Records supplied:
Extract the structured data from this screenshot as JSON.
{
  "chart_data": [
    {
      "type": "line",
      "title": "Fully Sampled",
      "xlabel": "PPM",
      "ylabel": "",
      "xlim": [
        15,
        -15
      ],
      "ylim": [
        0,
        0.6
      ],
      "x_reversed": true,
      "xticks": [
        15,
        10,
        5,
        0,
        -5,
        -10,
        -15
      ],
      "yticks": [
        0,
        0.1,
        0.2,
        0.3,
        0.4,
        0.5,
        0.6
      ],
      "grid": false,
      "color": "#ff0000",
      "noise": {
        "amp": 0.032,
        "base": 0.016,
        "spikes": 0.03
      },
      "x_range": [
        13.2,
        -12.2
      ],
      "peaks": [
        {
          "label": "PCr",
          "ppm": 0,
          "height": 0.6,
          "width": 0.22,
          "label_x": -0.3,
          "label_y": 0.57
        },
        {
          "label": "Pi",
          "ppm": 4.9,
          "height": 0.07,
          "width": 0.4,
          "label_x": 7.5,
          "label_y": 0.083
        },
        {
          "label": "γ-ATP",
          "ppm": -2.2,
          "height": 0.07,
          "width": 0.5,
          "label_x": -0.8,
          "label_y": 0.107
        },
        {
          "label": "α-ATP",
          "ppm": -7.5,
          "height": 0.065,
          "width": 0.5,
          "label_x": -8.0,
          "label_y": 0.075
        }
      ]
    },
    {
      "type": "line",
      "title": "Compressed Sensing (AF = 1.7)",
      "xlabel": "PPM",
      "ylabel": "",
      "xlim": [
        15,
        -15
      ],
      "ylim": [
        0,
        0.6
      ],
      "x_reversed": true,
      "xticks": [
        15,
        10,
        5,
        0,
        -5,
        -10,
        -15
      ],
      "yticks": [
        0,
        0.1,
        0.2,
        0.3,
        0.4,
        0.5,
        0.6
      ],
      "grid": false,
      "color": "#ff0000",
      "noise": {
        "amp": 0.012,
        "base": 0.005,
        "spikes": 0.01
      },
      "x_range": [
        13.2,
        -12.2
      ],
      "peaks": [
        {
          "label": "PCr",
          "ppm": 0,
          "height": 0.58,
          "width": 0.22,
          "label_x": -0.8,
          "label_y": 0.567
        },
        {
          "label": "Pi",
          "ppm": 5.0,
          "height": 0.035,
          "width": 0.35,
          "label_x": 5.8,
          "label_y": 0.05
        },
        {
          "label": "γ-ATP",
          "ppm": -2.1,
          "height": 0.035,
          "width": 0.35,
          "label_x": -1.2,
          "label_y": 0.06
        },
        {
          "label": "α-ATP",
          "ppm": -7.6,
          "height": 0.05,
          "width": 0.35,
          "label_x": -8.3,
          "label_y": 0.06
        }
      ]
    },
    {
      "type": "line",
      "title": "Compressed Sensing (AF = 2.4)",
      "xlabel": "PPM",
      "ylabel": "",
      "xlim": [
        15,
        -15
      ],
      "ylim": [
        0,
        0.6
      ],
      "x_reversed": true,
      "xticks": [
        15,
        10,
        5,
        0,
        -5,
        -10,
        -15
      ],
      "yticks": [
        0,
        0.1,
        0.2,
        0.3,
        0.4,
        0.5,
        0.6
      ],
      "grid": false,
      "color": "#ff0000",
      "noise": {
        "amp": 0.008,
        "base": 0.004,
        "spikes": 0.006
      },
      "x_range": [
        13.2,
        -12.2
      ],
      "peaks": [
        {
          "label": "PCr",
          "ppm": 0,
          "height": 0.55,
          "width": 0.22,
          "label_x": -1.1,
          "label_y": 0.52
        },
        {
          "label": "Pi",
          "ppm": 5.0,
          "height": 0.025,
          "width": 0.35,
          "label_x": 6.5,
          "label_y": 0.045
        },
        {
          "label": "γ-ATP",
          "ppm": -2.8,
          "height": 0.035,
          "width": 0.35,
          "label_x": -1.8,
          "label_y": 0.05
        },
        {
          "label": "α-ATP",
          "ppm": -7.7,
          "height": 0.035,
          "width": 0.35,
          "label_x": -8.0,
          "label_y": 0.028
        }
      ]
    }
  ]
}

Problem statement:
Scan the material above for the string "Sensing" and report each line where you find it.

Full solution:
      "title": "Compressed Sensing (AF = 1.7)",
      "title": "Compressed Sensing (AF = 2.4)",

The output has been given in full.